╭──

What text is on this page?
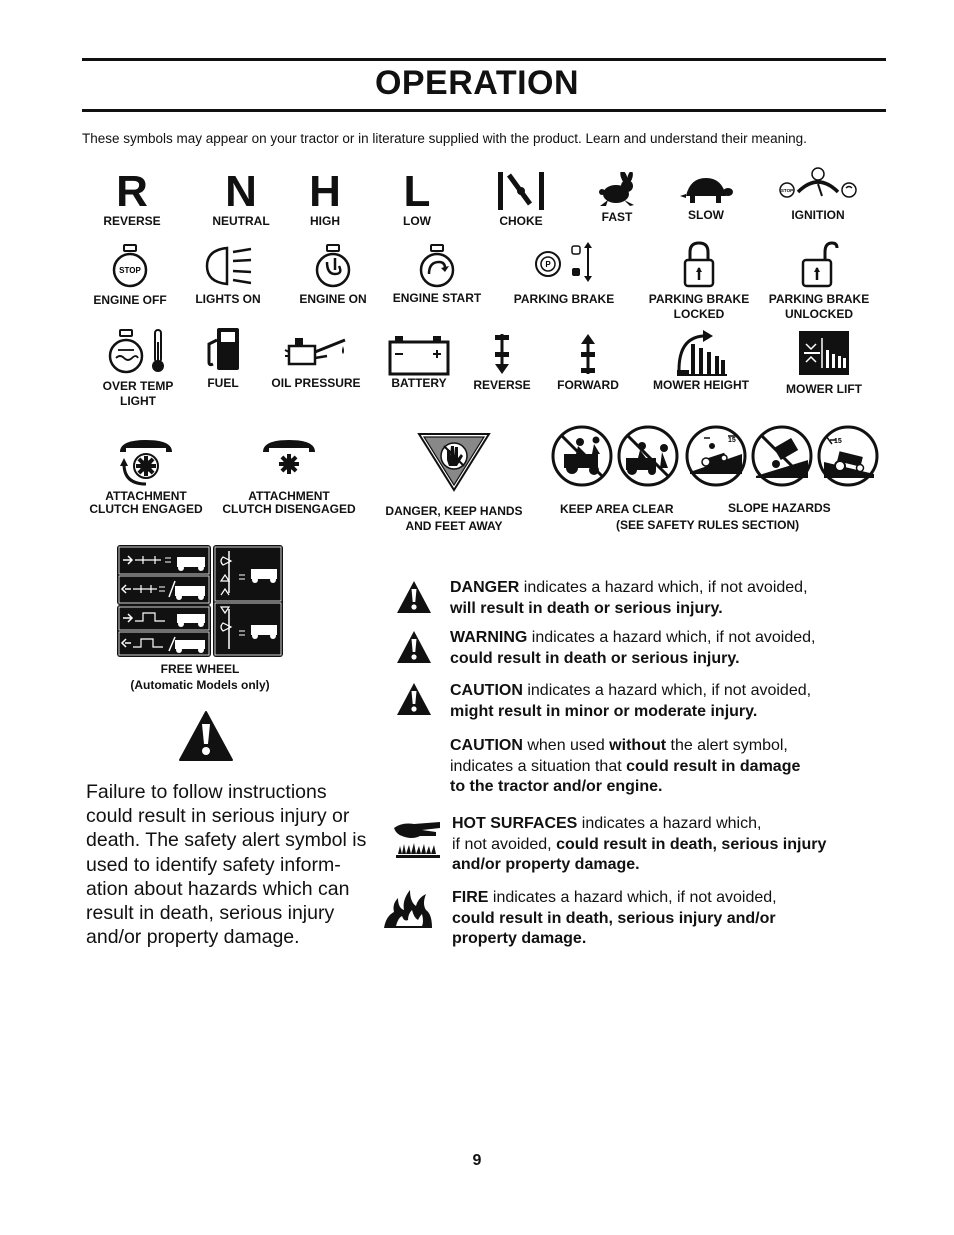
OPERATION
These symbols may appear on your tractor or in literature supplied with the product. Learn and understand their meaning.
R
REVERSE
N
NEUTRAL
H
HIGH
L
LOW	CHOKE	FAST	SLOW
STOP
IGNITION
STOP
ENGINE OFF LIGHTS ON	ENGINE ON	ENGINE START
P
PARKING BRAKE	PARKING BRAKE
LOCKED
PARKING BRAKE
UNLOCKED
OVER TEMP
LIGHT
FUEL	OIL PRESSURE	BATTERY	REVERSE	FORWARD	MOWER HEIGHT	MOWER LIFT
ATTACHMENT
CLUTCH ENGAGED
ATTACHMENT
CLUTCH DISENGAGED	DANGER, KEEP HANDS
AND FEET AWAY
15	15
KEEP AREA CLEAR	SLOPE HAZARDS
(SEE SAFETY RULES SECTION)
FREE WHEEL
(Automatic Models only)
Failure to follow instructions could result in serious injury or death. The safety alert symbol is used to identify safety inform-ation about hazards which can result in death, serious injury and/or property damage.
DANGER indicates a hazard which, if not avoided,
will result in death or serious injury.
WARNING indicates a hazard which, if not avoided,
could result in death or serious injury.
CAUTION indicates a hazard which, if not avoided,
might result in minor or moderate injury.
CAUTION when used without the alert symbol,
indicates a situation that could result in damage
to the tractor and/or engine.
HOT SURFACES indicates a hazard which,
if not avoided, could result in death, serious injury
and/or property damage.
FIRE indicates a hazard which, if not avoided,
could result in death, serious injury and/or
property damage.
9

╰──

* [Aim of the task] Make a list of all lines in the data that contain "alert".

* [Exercise solution]
Failure to follow instructions could result in serious injury or death. The safety alert symbol is used to identify safety inform-ation about hazards which can result in death, serious injury and/or property damage.
CAUTION when used without the alert symbol,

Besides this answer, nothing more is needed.